▸ **Request**: Output the records exactly. Include every line.

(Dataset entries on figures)
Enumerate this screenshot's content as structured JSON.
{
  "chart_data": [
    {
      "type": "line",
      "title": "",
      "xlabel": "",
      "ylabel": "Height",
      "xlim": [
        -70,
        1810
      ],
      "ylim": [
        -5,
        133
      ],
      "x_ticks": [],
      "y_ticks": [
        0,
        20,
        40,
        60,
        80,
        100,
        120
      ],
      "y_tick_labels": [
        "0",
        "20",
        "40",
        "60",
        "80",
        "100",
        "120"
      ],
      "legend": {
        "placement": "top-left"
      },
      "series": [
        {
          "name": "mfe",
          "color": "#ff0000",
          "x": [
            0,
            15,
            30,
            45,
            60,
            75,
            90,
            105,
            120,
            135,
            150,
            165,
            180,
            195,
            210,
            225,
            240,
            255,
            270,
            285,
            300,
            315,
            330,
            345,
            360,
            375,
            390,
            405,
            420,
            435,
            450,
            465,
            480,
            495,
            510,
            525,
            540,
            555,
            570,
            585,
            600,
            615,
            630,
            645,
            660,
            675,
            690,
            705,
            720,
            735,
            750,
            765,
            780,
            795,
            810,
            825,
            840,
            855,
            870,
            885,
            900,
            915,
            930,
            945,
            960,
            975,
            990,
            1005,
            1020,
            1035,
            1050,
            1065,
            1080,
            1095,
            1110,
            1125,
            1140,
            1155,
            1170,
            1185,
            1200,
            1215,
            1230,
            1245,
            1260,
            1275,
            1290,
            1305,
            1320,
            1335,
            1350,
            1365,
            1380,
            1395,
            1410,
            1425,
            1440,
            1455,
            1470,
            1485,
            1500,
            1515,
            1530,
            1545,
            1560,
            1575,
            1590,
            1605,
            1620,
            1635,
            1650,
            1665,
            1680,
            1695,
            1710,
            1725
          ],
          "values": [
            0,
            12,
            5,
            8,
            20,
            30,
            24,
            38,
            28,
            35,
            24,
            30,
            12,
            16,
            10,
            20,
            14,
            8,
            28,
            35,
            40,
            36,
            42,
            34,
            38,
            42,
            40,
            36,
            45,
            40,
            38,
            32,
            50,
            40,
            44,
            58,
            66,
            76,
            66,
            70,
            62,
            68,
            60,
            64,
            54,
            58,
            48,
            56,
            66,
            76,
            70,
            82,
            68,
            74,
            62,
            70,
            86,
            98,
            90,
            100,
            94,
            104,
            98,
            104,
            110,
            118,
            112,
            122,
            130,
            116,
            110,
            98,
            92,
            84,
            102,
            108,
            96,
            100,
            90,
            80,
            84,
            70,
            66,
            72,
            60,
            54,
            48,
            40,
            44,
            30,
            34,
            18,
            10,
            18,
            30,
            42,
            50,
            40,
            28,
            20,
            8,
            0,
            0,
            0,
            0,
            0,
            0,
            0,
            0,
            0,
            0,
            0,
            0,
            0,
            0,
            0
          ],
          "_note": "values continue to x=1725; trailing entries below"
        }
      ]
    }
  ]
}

▸ **Solution to the problem**:
Enumerate this screenshot's content as structured JSON.
{
  "chart_data": [
    {
      "type": "line",
      "title": "",
      "xlabel": "",
      "ylabel": "Height",
      "xlim": [
        -70,
        1810
      ],
      "ylim": [
        -5,
        133
      ],
      "x_ticks": [],
      "y_ticks": [
        0,
        20,
        40,
        60,
        80,
        100,
        120
      ],
      "y_tick_labels": [
        "0",
        "20",
        "40",
        "60",
        "80",
        "100",
        "120"
      ],
      "legend": {
        "placement": "top-left"
      },
      "series": [
        {
          "name": "mfe",
          "color": "#ff0000",
          "x": [
            0,
            15,
            30,
            45,
            60,
            75,
            90,
            105,
            120,
            135,
            150,
            165,
            180,
            195,
            210,
            225,
            240,
            255,
            270,
            285,
            300,
            315,
            330,
            345,
            360,
            375,
            390,
            405,
            420,
            435,
            450,
            465,
            480,
            495,
            510,
            525,
            540,
            555,
            570,
            585,
            600,
            615,
            630,
            645,
            660,
            675,
            690,
            705,
            720,
            735,
            750,
            765,
            780,
            795,
            810,
            825,
            840,
            855,
            870,
            885,
            900,
            915,
            930,
            945,
            960,
            975,
            990,
            1005,
            1020,
            1035,
            1050,
            1065,
            1080,
            1095,
            1110,
            1125,
            1140,
            1155,
            1170,
            1185,
            1200,
            1215,
            1230,
            1245,
            1260,
            1275,
            1290,
            1305,
            1320,
            1335,
            1350,
            1365,
            1380,
            1395,
            1410,
            1425,
            1440,
            1455,
            1470,
            1485,
            1500,
            1515,
            1530,
            1545,
            1560,
            1575,
            1590,
            1605,
            1620,
            1635,
            1650,
            1665,
            1680,
            1695,
            1710,
            1725
          ],
          "values": [
            0,
            12,
            5,
            8,
            20,
            30,
            24,
            38,
            28,
            35,
            24,
            30,
            12,
            16,
            10,
            20,
            14,
            8,
            28,
            35,
            40,
            36,
            42,
            34,
            38,
            42,
            40,
            36,
            45,
            40,
            38,
            32,
            50,
            40,
            44,
            58,
            66,
            76,
            66,
            70,
            62,
            68,
            60,
            64,
            54,
            58,
            48,
            56,
            66,
            76,
            70,
            82,
            68,
            74,
            62,
            70,
            86,
            98,
            90,
            100,
            94,
            104,
            98,
            104,
            110,
            118,
            112,
            122,
            130,
            116,
            110,
            98,
            92,
            84,
            102,
            108,
            96,
            100,
            90,
            80,
            84,
            70,
            66,
            72,
            60,
            54,
            48,
            40,
            44,
            30,
            34,
            18,
            10,
            18,
            30,
            42,
            50,
            40,
            28,
            20,
            8,
            0,
            0,
            0,
            0,
            0,
            0,
            0,
            0,
            0,
            0,
            0,
            0,
            0,
            0,
            0
          ],
          "_note": "values continue to x=1725; trailing entries below"
        }
      ]
    }
  ]
}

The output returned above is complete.